[Figure collection entries]
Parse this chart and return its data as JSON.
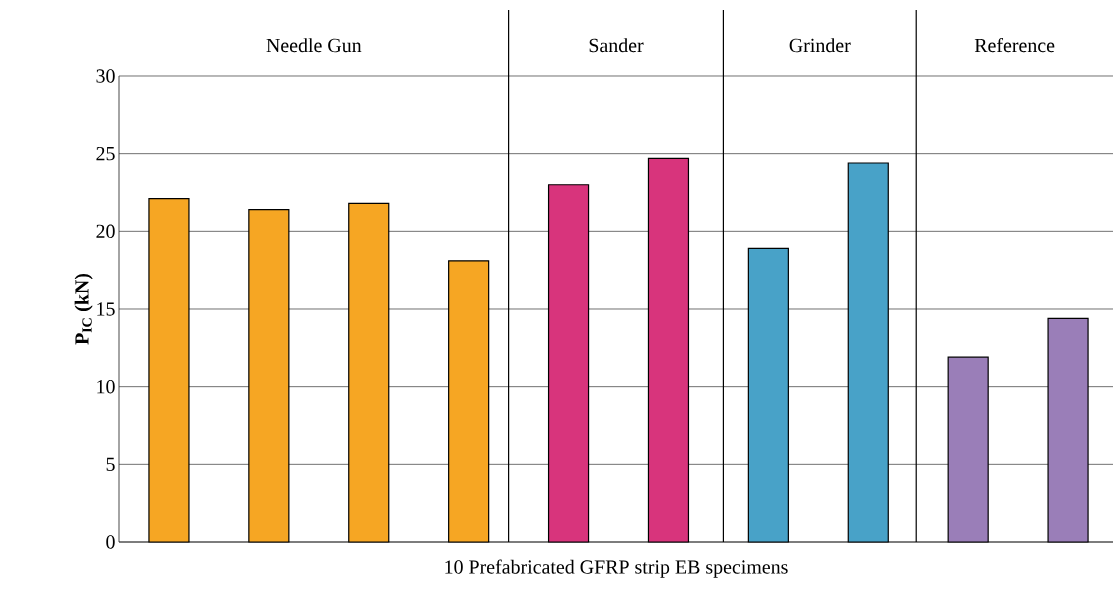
{
  "chart_data": {
    "type": "bar",
    "xlabel": "10 Prefabricated GFRP strip EB specimens",
    "ylabel": "P$_{IC}$ (kN)",
    "categories": [
      null,
      null,
      null,
      null,
      null,
      null,
      null,
      null,
      null,
      null
    ],
    "values": [
      22.1,
      21.4,
      21.8,
      18.1,
      23.0,
      24.7,
      18.9,
      24.4,
      11.9,
      14.4
    ],
    "colors": [
      "#f6a623",
      "#f6a623",
      "#f6a623",
      "#f6a623",
      "#d8347c",
      "#d8347c",
      "#48a2c8",
      "#48a2c8",
      "#9a7eb8",
      "#9a7eb8"
    ],
    "ylim": [
      0,
      30
    ],
    "yticks": [
      0,
      5,
      10,
      15,
      20,
      25,
      30
    ],
    "grid": "y",
    "annotations": [
      "Needle Gun",
      "Sander",
      "Grinder",
      "Reference"
    ]
  }
}
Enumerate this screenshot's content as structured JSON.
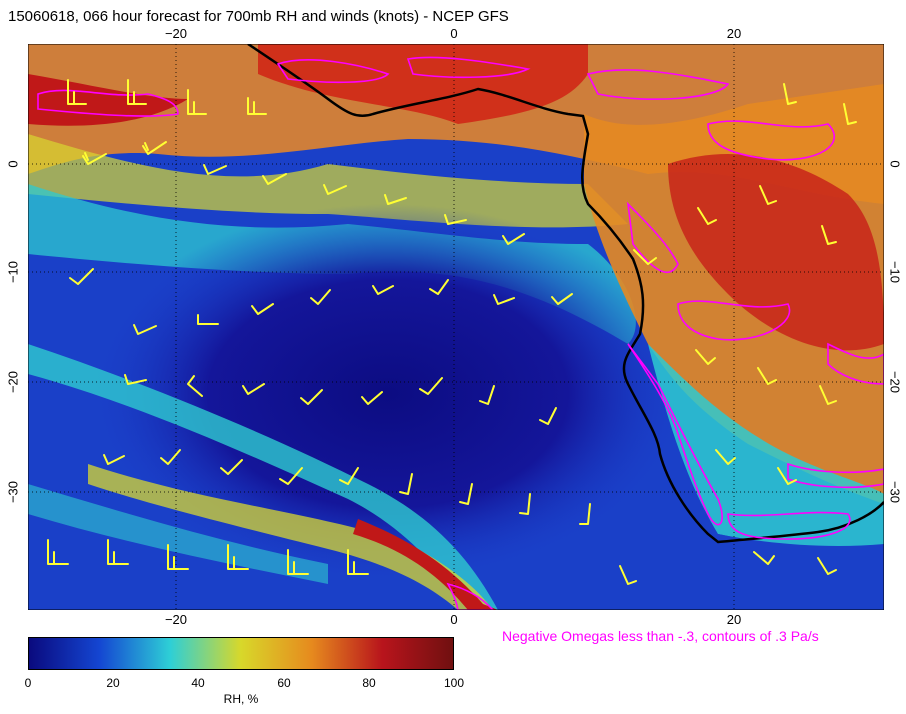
{
  "title": "15060618, 066 hour forecast for 700mb RH and winds (knots) - NCEP GFS",
  "note": "Negative Omegas less than -.3, contours of .3 Pa/s",
  "axes": {
    "lon_top": [
      "−20",
      "0",
      "20"
    ],
    "lon_bottom": [
      "−20",
      "0",
      "20"
    ],
    "lat_left": [
      "0",
      "−10",
      "−20",
      "−30"
    ],
    "lat_right": [
      "0",
      "−10",
      "−20",
      "−30"
    ]
  },
  "colorbar": {
    "ticks": [
      "0",
      "20",
      "40",
      "60",
      "80",
      "100"
    ],
    "label": "RH, %",
    "colors": [
      "#0a0a7e",
      "#1446d2",
      "#2ecfd6",
      "#d8d82a",
      "#e68a1e",
      "#b8141c",
      "#701010"
    ]
  },
  "colors": {
    "barbs": "#ffff33",
    "omega_contours": "#ff00ff",
    "coastline": "#000000"
  },
  "chart_data": {
    "type": "heatmap",
    "variable": "RH, %",
    "range": [
      0,
      100
    ],
    "lon_range": [
      -31,
      31
    ],
    "lat_range": [
      -39,
      11
    ],
    "features": [
      "700mb relative humidity shading",
      "wind barbs (knots)",
      "negative omega contours"
    ]
  }
}
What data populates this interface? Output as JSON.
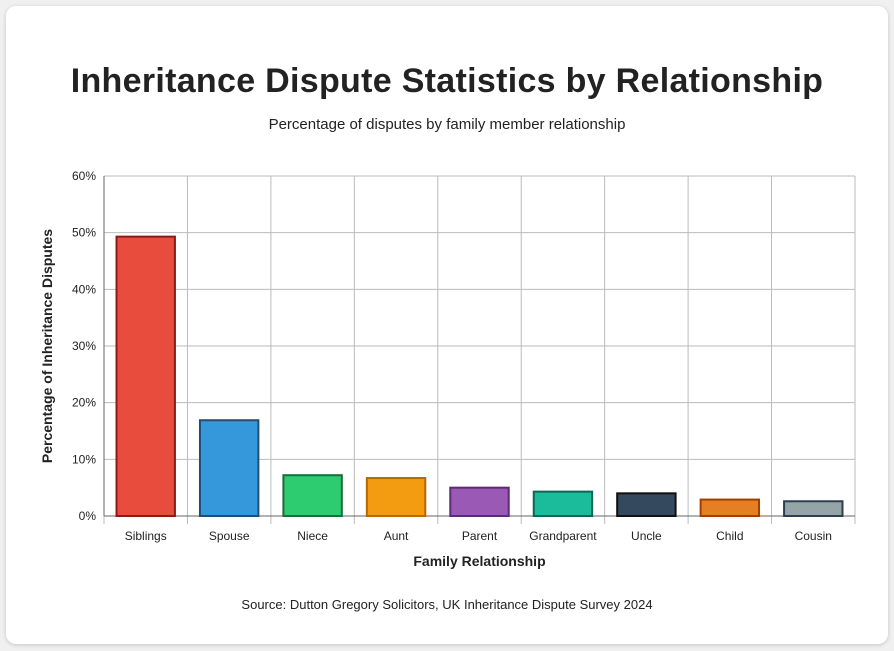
{
  "chart_data": {
    "type": "bar",
    "title": "Inheritance Dispute Statistics by Relationship",
    "subtitle": "Percentage of disputes by family member relationship",
    "xlabel": "Family Relationship",
    "ylabel": "Percentage of Inheritance Disputes",
    "source": "Source: Dutton Gregory Solicitors, UK Inheritance Dispute Survey 2024",
    "categories": [
      "Siblings",
      "Spouse",
      "Niece",
      "Aunt",
      "Parent",
      "Grandparent",
      "Uncle",
      "Child",
      "Cousin"
    ],
    "values": [
      49.3,
      16.9,
      7.2,
      6.7,
      5.0,
      4.3,
      4.0,
      2.9,
      2.6
    ],
    "colors": [
      "#e74c3c",
      "#3498db",
      "#2ecc71",
      "#f39c12",
      "#9b59b6",
      "#1abc9c",
      "#34495e",
      "#e67e22",
      "#95a5a6"
    ],
    "border_colors": [
      "#8b1a1a",
      "#1f4e79",
      "#1e6b3a",
      "#b36b00",
      "#5b2c6f",
      "#0e6655",
      "#111111",
      "#a04000",
      "#2c3e50"
    ],
    "ylim": [
      0,
      60
    ],
    "yticks": [
      "0%",
      "10%",
      "20%",
      "30%",
      "40%",
      "50%",
      "60%"
    ],
    "grid": true,
    "legend": "none"
  }
}
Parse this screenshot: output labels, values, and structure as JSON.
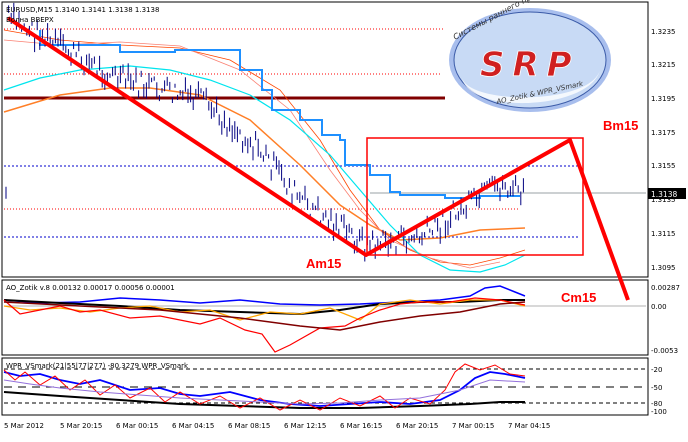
{
  "main_panel": {
    "symbol_line": "EURUSD,M15  1.3140 1.3141 1.3138 1.3138",
    "wave_label": "Волна ВВЕРХ",
    "current_price": "1.3138",
    "price_labels": [
      "1.3235",
      "1.3215",
      "1.3195",
      "1.3175",
      "1.3155",
      "1.3135",
      "1.3115",
      "1.3095"
    ],
    "points": {
      "am": "Am15",
      "bm": "Bm15",
      "cm": "Cm15"
    }
  },
  "logo": {
    "letters": "SRP",
    "arc_text": "Системы раннего прогнозирования",
    "bottom_text": "AO_Zotik & WPR_VSmark"
  },
  "ao_panel": {
    "title": "AO_Zotik v.8 0.00132 0.00017 0.00056 0.00001",
    "labels": [
      "0.00287",
      "0.00",
      "-0.0053"
    ]
  },
  "wpr_panel": {
    "title": "WPR_VSmark(21|55|77|277) -80.3279 WPR_VSmark",
    "labels": [
      "-20",
      "-50",
      "-80",
      "-100"
    ]
  },
  "time_axis": {
    "labels": [
      "5 Mar 2012",
      "5 Mar 20:15",
      "6 Mar 00:15",
      "6 Mar 04:15",
      "6 Mar 08:15",
      "6 Mar 12:15",
      "6 Mar 16:15",
      "6 Mar 20:15",
      "7 Mar 00:15",
      "7 Mar 04:15"
    ]
  },
  "colors": {
    "zigzag": "#ff0000",
    "staircase": "#1e90ff",
    "cyan_ma": "#00e5ee",
    "brown_line": "#800000",
    "orange_line": "#ff7f27",
    "ao_blue": "#0000ff",
    "ao_orange": "#ffa500"
  }
}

◆ **REQUIREMENTS**
Every line should be retyped exactly, with the pictures omitted.

◆ **TASK RESULT**
Parse this chart and return its data as JSON.
{
  "chart_data": {
    "type": "bar",
    "xlabel": "10 Prefabricated GFRP strip EB specimens",
    "ylabel": "P$_{IC}$ (kN)",
    "categories": [
      null,
      null,
      null,
      null,
      null,
      null,
      null,
      null,
      null,
      null
    ],
    "values": [
      22.1,
      21.4,
      21.8,
      18.1,
      23.0,
      24.7,
      18.9,
      24.4,
      11.9,
      14.4
    ],
    "colors": [
      "#f6a623",
      "#f6a623",
      "#f6a623",
      "#f6a623",
      "#d8347c",
      "#d8347c",
      "#48a2c8",
      "#48a2c8",
      "#9a7eb8",
      "#9a7eb8"
    ],
    "ylim": [
      0,
      30
    ],
    "yticks": [
      0,
      5,
      10,
      15,
      20,
      25,
      30
    ],
    "grid": "y",
    "annotations": [
      "Needle Gun",
      "Sander",
      "Grinder",
      "Reference"
    ]
  }
}
Enumerate this screenshot's content as structured JSON.
{
  "title": "15060618, 066 hour forecast for 700mb RH and winds (knots) - NCEP GFS",
  "note": "Negative Omegas less than -.3, contours of .3 Pa/s",
  "axes": {
    "lon_top": [
      "−20",
      "0",
      "20"
    ],
    "lon_bottom": [
      "−20",
      "0",
      "20"
    ],
    "lat_left": [
      "0",
      "−10",
      "−20",
      "−30"
    ],
    "lat_right": [
      "0",
      "−10",
      "−20",
      "−30"
    ]
  },
  "colorbar": {
    "ticks": [
      "0",
      "20",
      "40",
      "60",
      "80",
      "100"
    ],
    "label": "RH, %",
    "colors": [
      "#0a0a7e",
      "#1446d2",
      "#2ecfd6",
      "#d8d82a",
      "#e68a1e",
      "#b8141c",
      "#701010"
    ]
  },
  "colors": {
    "barbs": "#ffff33",
    "omega_contours": "#ff00ff",
    "coastline": "#000000"
  },
  "chart_data": {
    "type": "heatmap",
    "variable": "RH, %",
    "range": [
      0,
      100
    ],
    "lon_range": [
      -31,
      31
    ],
    "lat_range": [
      -39,
      11
    ],
    "features": [
      "700mb relative humidity shading",
      "wind barbs (knots)",
      "negative omega contours"
    ]
  }
}
What data populates this interface? Output as JSON.
{
  "chart_data": {
    "type": "bar",
    "title": "Inheritance Dispute Statistics by Relationship",
    "subtitle": "Percentage of disputes by family member relationship",
    "xlabel": "Family Relationship",
    "ylabel": "Percentage of Inheritance Disputes",
    "source": "Source: Dutton Gregory Solicitors, UK Inheritance Dispute Survey 2024",
    "categories": [
      "Siblings",
      "Spouse",
      "Niece",
      "Aunt",
      "Parent",
      "Grandparent",
      "Uncle",
      "Child",
      "Cousin"
    ],
    "values": [
      49.3,
      16.9,
      7.2,
      6.7,
      5.0,
      4.3,
      4.0,
      2.9,
      2.6
    ],
    "colors": [
      "#e74c3c",
      "#3498db",
      "#2ecc71",
      "#f39c12",
      "#9b59b6",
      "#1abc9c",
      "#34495e",
      "#e67e22",
      "#95a5a6"
    ],
    "border_colors": [
      "#8b1a1a",
      "#1f4e79",
      "#1e6b3a",
      "#b36b00",
      "#5b2c6f",
      "#0e6655",
      "#111111",
      "#a04000",
      "#2c3e50"
    ],
    "ylim": [
      0,
      60
    ],
    "yticks": [
      "0%",
      "10%",
      "20%",
      "30%",
      "40%",
      "50%",
      "60%"
    ],
    "grid": true,
    "legend": "none"
  }
}
Parse this screenshot: output labels, values, and structure as JSON.
{
  "main_panel": {
    "symbol_line": "EURUSD,M15  1.3140 1.3141 1.3138 1.3138",
    "wave_label": "Волна ВВЕРХ",
    "current_price": "1.3138",
    "price_labels": [
      "1.3235",
      "1.3215",
      "1.3195",
      "1.3175",
      "1.3155",
      "1.3135",
      "1.3115",
      "1.3095"
    ],
    "points": {
      "am": "Am15",
      "bm": "Bm15",
      "cm": "Cm15"
    }
  },
  "logo": {
    "letters": "SRP",
    "arc_text": "Системы раннего прогнозирования",
    "bottom_text": "AO_Zotik & WPR_VSmark"
  },
  "ao_panel": {
    "title": "AO_Zotik v.8 0.00132 0.00017 0.00056 0.00001",
    "labels": [
      "0.00287",
      "0.00",
      "-0.0053"
    ]
  },
  "wpr_panel": {
    "title": "WPR_VSmark(21|55|77|277) -80.3279 WPR_VSmark",
    "labels": [
      "-20",
      "-50",
      "-80",
      "-100"
    ]
  },
  "time_axis": {
    "labels": [
      "5 Mar 2012",
      "5 Mar 20:15",
      "6 Mar 00:15",
      "6 Mar 04:15",
      "6 Mar 08:15",
      "6 Mar 12:15",
      "6 Mar 16:15",
      "6 Mar 20:15",
      "7 Mar 00:15",
      "7 Mar 04:15"
    ]
  },
  "colors": {
    "zigzag": "#ff0000",
    "staircase": "#1e90ff",
    "cyan_ma": "#00e5ee",
    "brown_line": "#800000",
    "orange_line": "#ff7f27",
    "ao_blue": "#0000ff",
    "ao_orange": "#ffa500"
  }
}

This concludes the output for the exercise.